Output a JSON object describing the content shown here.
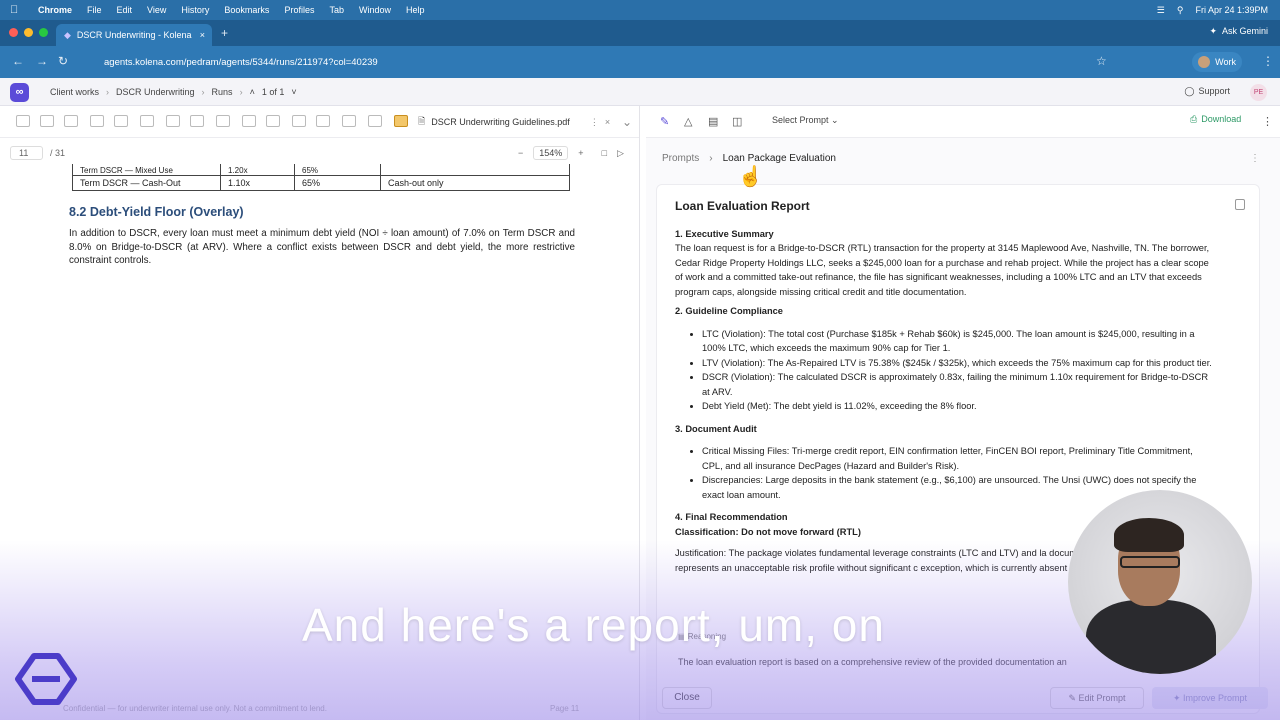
{
  "menubar": {
    "items": [
      "Chrome",
      "File",
      "Edit",
      "View",
      "History",
      "Bookmarks",
      "Profiles",
      "Tab",
      "Window",
      "Help"
    ],
    "datetime": "Fri Apr 24  1:39PM"
  },
  "browser": {
    "tab_title": "DSCR Underwriting - Kolena",
    "url": "agents.kolena.com/pedram/agents/5344/runs/211974?col=40239",
    "ask_gemini": "Ask Gemini",
    "profile": "Work"
  },
  "appbar": {
    "crumbs": [
      "Client works",
      "DSCR Underwriting",
      "Runs"
    ],
    "pager": "1 of 1",
    "support": "Support",
    "user_initials": "PE"
  },
  "pdf": {
    "tab_name": "DSCR Underwriting Guidelines.pdf",
    "page": "11",
    "total_pages": "/ 31",
    "zoom": "154%",
    "table_rows": [
      [
        "Term DSCR — Mixed Use",
        "1.20x",
        "65%",
        ""
      ],
      [
        "Term DSCR — Cash-Out",
        "1.10x",
        "65%",
        "Cash-out only"
      ]
    ],
    "section_heading": "8.2 Debt-Yield Floor (Overlay)",
    "section_text": "In addition to DSCR, every loan must meet a minimum debt yield (NOI ÷ loan amount) of 7.0% on Term DSCR and 8.0% on Bridge-to-DSCR (at ARV). Where a conflict exists between DSCR and debt yield, the more restrictive constraint controls.",
    "footer_conf": "Confidential — for underwriter internal use only. Not a commitment to lend.",
    "footer_page": "Page 11"
  },
  "right": {
    "select_prompt": "Select Prompt",
    "download": "Download",
    "breadcrumb_root": "Prompts",
    "breadcrumb_current": "Loan Package Evaluation",
    "report_title": "Loan Evaluation Report",
    "s1_title": "1. Executive Summary",
    "s1_text": "The loan request is for a Bridge-to-DSCR (RTL) transaction for the property at 3145 Maplewood Ave, Nashville, TN. The borrower, Cedar Ridge Property Holdings LLC, seeks a $245,000 loan for a purchase and rehab project. While the project has a clear scope of work and a committed take-out refinance, the file has significant weaknesses, including a 100% LTC and an LTV that exceeds program caps, alongside missing critical credit and title documentation.",
    "s2_title": "2. Guideline Compliance",
    "s2_items": [
      "LTC (Violation): The total cost (Purchase $185k + Rehab $60k) is $245,000. The loan amount is $245,000, resulting in a 100% LTC, which exceeds the maximum 90% cap for Tier 1.",
      "LTV (Violation): The As-Repaired LTV is 75.38% ($245k / $325k), which exceeds the 75% maximum cap for this product tier.",
      "DSCR (Violation): The calculated DSCR is approximately 0.83x, failing the minimum 1.10x requirement for Bridge-to-DSCR at ARV.",
      "Debt Yield (Met): The debt yield is 11.02%, exceeding the 8% floor."
    ],
    "s3_title": "3. Document Audit",
    "s3_items": [
      "Critical Missing Files: Tri-merge credit report, EIN confirmation letter, FinCEN BOI report, Preliminary Title Commitment, CPL, and all insurance DecPages (Hazard and Builder's Risk).",
      "Discrepancies: Large deposits in the bank statement (e.g., $6,100) are unsourced. The Unsi (UWC) does not specify the exact loan amount."
    ],
    "s4_title": "4. Final Recommendation",
    "s4_class": "Classification: Do not move forward (RTL)",
    "s4_just": "Justification: The package violates fundamental leverage constraints (LTC and LTV) and la documentation. The 100% LTC represents an unacceptable risk profile without significant c exception, which is currently absent from the file.",
    "reasoning_label": "Reasoning",
    "reasoning_text": "The loan evaluation report is based on a comprehensive review of the provided documentation an",
    "close": "Close",
    "edit_prompt": "Edit Prompt",
    "improve_prompt": "Improve Prompt"
  },
  "caption": "And here's a report, um, on"
}
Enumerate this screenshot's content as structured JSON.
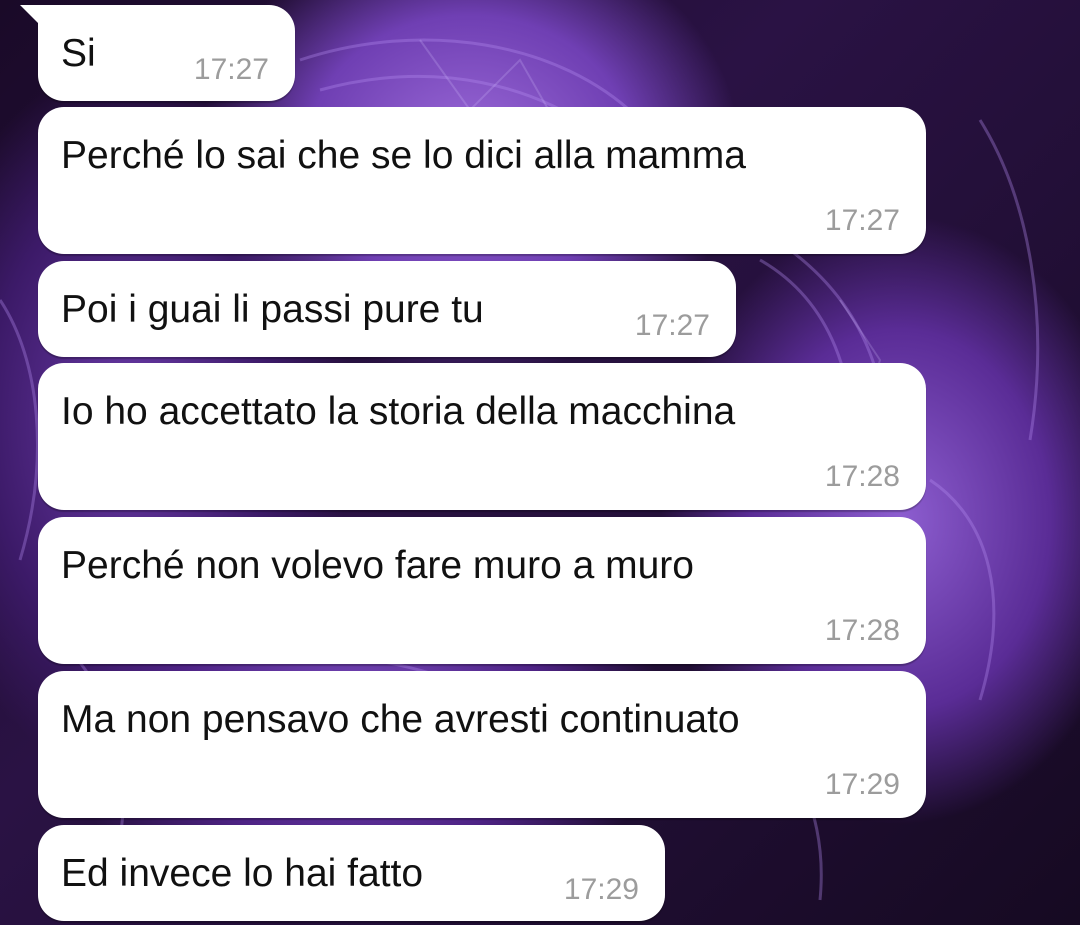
{
  "chat": {
    "messages": [
      {
        "text": "Si",
        "time": "17:27"
      },
      {
        "text": "Perché lo sai che se lo dici alla mamma",
        "time": "17:27"
      },
      {
        "text": "Poi i guai li passi pure tu",
        "time": "17:27"
      },
      {
        "text": "Io ho accettato la storia della macchina",
        "time": "17:28"
      },
      {
        "text": "Perché non volevo fare muro a muro",
        "time": "17:28"
      },
      {
        "text": "Ma non pensavo che avresti continuato",
        "time": "17:29"
      },
      {
        "text": "Ed invece lo hai fatto",
        "time": "17:29"
      }
    ]
  },
  "colors": {
    "bubble_background": "#ffffff",
    "message_text": "#111111",
    "timestamp_text": "#9c9c9c",
    "wallpaper_accent": "#8d5ed0"
  }
}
● ● ●
Given instruction:
From the entries, report each line that includes the word "Perché".

Exercise result:
        "text": "Perché lo sai che se lo dici alla mamma",
        "text": "Perché non volevo fare muro a muro",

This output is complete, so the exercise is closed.